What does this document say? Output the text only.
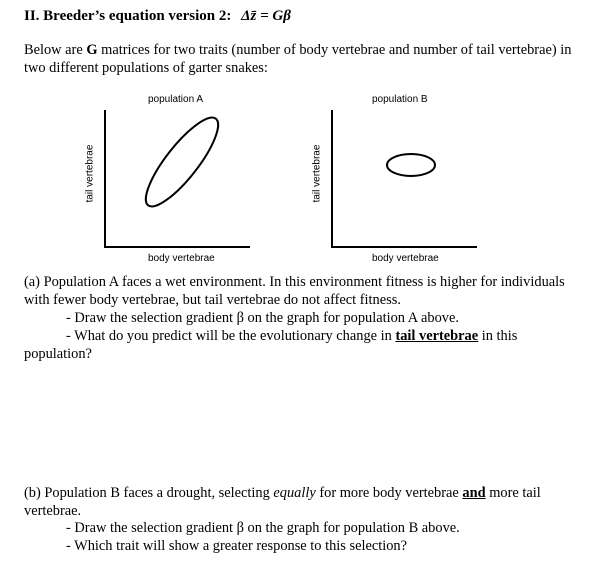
II. Breeder’s equation version 2: Δz̄ = Gβ
Below are G matrices for two traits (number of body vertebrae and number of tail vertebrae) in two different populations of garter snakes:
population A
tail vertebrae
body vertebrae
population B
tail vertebrae
body vertebrae
(a) Population A faces a wet environment. In this environment fitness is higher for individuals with fewer body vertebrae, but tail vertebrae do not affect fitness.
- Draw the selection gradient β on the graph for population A above.
- What do you predict will be the evolutionary change in tail vertebrae in this
population?
(b) Population B faces a drought, selecting equally for more body vertebrae and more tail vertebrae.
- Draw the selection gradient β on the graph for population B above.
- Which trait will show a greater response to this selection?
###
PROBLEM DESCRIPTION: From the listing above, report the number of lines containing the string "selection", without any accompanying remarks.

ANSWER FOR THE TASK: 3